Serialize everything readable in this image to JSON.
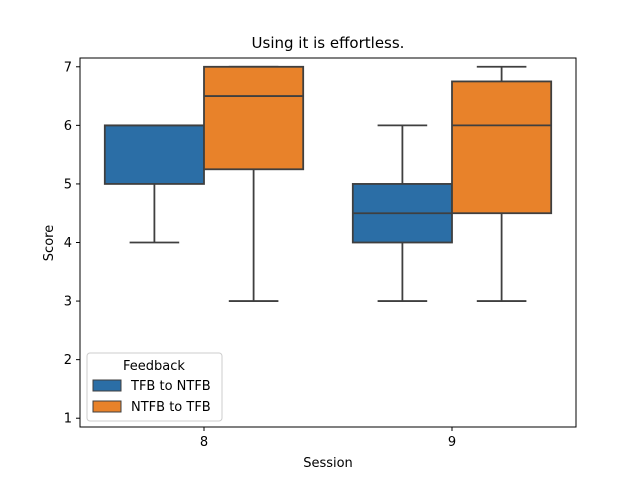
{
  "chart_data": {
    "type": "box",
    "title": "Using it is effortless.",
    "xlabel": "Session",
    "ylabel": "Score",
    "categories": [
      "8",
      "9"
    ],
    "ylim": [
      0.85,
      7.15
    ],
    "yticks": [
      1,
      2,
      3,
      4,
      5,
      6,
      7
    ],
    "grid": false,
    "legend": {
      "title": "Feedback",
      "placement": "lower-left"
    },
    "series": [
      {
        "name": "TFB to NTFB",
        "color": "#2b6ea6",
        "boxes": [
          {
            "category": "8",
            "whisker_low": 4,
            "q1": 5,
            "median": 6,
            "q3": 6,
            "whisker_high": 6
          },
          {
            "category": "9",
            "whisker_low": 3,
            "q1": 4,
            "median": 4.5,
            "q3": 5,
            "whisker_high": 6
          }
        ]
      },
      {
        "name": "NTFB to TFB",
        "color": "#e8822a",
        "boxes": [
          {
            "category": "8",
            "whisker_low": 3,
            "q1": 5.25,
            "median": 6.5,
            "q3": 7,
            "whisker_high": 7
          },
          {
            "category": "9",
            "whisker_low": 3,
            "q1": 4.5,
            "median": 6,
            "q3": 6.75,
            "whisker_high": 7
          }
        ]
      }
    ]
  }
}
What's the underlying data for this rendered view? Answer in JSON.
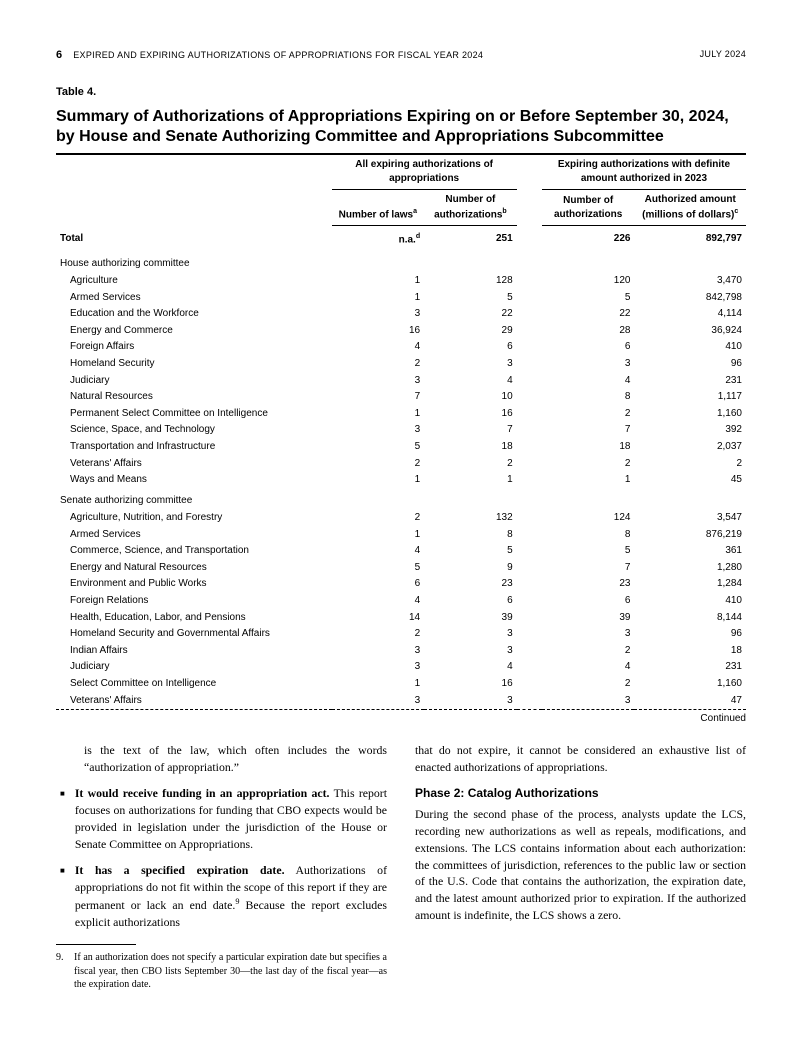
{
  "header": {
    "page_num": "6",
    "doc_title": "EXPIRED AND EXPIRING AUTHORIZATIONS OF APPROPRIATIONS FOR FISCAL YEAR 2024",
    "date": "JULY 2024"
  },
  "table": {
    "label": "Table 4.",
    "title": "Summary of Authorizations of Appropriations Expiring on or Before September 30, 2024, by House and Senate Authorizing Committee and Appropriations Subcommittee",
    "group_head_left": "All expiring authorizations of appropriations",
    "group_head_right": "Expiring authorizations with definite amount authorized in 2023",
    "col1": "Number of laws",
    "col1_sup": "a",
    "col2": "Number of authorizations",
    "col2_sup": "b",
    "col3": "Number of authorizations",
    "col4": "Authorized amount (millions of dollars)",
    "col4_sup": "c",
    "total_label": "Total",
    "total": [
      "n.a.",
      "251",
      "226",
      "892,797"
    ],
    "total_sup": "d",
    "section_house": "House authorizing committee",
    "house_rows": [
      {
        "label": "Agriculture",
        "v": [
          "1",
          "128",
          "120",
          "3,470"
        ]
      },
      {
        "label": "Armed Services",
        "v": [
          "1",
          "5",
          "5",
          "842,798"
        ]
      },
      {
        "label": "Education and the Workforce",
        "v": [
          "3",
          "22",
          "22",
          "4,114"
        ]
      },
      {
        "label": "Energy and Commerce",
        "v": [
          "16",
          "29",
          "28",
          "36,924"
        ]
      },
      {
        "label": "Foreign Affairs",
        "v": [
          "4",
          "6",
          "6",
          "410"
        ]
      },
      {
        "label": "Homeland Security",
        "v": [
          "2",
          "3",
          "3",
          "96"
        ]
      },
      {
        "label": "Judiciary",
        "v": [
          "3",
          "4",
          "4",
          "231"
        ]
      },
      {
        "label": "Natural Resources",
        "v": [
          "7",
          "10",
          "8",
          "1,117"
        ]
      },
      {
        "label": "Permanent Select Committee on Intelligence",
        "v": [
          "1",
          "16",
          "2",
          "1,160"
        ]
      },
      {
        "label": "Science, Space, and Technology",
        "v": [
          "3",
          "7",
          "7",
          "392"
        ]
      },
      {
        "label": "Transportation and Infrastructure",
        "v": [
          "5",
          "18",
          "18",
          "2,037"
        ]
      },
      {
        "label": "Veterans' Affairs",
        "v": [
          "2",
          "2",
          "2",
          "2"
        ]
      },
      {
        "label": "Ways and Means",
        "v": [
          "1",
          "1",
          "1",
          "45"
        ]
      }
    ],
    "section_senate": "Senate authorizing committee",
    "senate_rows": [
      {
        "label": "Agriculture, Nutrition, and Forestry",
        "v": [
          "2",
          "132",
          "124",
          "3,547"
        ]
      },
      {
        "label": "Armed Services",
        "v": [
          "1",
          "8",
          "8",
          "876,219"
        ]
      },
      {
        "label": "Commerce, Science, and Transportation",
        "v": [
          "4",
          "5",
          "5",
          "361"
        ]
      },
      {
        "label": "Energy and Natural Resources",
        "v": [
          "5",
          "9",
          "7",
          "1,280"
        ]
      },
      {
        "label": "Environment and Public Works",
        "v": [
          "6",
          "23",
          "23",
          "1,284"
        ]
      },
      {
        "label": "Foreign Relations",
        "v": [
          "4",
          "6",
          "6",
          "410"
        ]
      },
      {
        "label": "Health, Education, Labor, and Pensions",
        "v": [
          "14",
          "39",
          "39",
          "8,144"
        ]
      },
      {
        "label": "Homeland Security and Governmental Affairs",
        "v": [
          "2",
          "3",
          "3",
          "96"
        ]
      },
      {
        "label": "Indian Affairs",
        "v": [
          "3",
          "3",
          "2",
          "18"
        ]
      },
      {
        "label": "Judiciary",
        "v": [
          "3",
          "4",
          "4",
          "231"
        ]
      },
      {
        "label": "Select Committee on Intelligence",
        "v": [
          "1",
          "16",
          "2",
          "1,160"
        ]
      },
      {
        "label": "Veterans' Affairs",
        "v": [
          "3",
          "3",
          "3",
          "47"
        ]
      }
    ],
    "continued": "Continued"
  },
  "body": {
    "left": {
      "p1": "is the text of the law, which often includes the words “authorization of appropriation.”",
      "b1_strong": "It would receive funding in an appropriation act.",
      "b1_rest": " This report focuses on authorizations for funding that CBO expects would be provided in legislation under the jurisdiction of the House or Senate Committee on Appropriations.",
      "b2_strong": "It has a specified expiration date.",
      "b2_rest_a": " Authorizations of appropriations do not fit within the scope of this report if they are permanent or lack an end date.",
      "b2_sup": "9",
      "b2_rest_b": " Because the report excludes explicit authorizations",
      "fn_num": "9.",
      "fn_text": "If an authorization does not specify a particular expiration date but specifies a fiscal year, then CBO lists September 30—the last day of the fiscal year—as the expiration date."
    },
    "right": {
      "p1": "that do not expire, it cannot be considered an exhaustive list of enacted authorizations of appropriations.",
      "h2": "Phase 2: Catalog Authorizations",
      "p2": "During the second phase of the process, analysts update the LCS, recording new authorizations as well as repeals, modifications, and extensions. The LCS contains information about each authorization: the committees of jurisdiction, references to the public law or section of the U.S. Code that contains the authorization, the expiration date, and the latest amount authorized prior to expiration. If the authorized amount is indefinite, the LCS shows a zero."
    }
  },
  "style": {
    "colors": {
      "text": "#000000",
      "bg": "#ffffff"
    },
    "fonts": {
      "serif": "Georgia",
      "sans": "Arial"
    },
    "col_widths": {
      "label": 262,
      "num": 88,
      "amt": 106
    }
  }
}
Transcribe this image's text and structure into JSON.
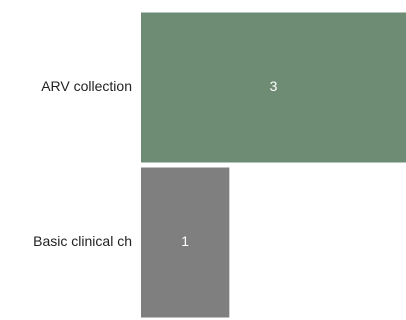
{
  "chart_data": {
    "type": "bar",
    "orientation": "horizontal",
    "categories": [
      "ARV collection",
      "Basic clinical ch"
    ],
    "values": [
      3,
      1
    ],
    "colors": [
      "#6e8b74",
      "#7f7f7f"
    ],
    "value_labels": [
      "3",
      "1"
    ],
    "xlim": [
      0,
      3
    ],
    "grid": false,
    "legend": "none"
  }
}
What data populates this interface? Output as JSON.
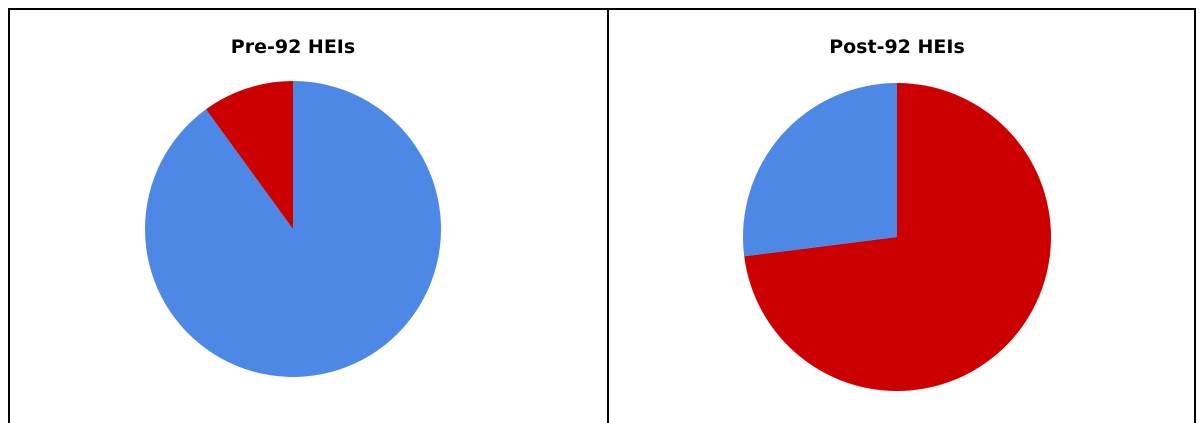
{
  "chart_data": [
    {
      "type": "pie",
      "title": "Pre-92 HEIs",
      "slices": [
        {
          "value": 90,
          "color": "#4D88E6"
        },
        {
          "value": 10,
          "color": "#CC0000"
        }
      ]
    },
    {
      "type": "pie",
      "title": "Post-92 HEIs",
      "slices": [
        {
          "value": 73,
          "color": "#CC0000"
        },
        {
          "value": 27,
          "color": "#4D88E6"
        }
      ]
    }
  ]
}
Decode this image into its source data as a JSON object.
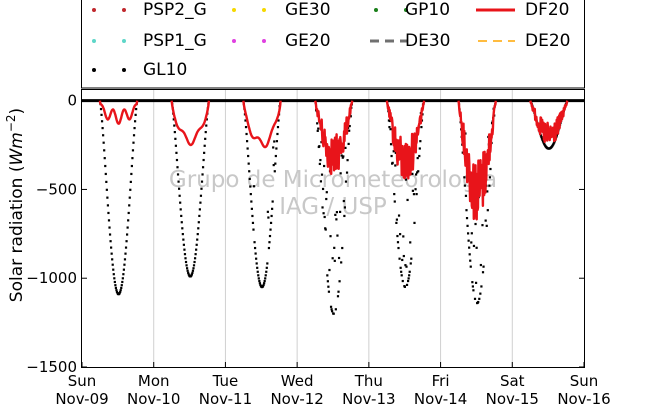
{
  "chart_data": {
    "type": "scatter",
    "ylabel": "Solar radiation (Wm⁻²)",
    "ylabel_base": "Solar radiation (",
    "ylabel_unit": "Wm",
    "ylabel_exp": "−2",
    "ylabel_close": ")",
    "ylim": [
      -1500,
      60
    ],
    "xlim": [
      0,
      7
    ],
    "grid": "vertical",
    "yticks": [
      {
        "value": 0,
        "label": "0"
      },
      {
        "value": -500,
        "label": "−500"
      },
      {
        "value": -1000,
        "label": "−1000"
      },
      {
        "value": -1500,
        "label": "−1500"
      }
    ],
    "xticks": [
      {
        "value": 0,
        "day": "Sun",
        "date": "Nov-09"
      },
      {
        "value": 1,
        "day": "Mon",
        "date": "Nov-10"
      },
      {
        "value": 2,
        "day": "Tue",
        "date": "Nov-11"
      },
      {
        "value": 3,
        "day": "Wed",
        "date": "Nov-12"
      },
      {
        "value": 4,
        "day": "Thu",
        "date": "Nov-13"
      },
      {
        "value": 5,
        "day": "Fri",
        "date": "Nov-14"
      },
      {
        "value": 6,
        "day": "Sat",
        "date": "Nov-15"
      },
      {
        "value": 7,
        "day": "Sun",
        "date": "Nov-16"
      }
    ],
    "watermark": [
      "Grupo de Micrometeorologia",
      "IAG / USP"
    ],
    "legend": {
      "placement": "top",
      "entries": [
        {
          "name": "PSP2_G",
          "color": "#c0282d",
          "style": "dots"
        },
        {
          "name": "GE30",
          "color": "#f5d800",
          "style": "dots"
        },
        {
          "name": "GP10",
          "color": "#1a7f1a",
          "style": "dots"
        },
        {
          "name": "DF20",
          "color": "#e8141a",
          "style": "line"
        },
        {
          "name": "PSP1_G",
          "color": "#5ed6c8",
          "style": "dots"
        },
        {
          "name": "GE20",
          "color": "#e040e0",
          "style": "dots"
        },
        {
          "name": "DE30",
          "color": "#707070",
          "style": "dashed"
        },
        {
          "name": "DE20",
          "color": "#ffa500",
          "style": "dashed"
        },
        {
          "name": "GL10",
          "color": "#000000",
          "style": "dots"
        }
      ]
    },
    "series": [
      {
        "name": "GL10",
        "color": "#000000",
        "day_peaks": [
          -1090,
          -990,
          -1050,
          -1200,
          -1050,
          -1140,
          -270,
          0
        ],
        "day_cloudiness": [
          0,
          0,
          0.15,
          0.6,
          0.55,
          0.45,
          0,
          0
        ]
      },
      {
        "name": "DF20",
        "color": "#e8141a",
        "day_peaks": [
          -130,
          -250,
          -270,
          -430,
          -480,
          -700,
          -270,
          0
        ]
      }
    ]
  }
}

● Directions for this task
Locate all lines that include the word "September" and copy them out.

● Result for this exercise
    "title": "Summary of Authorizations of Appropriations Expiring on or Before September 30, 2024, by House and Senate Authorizing Committee and Appropriations Subcommittee",
      "fn_text": "If an authorization does not specify a particular expiration date but specifies a fiscal year, then CBO lists September 30—the last day of the fiscal year—as the expiration date."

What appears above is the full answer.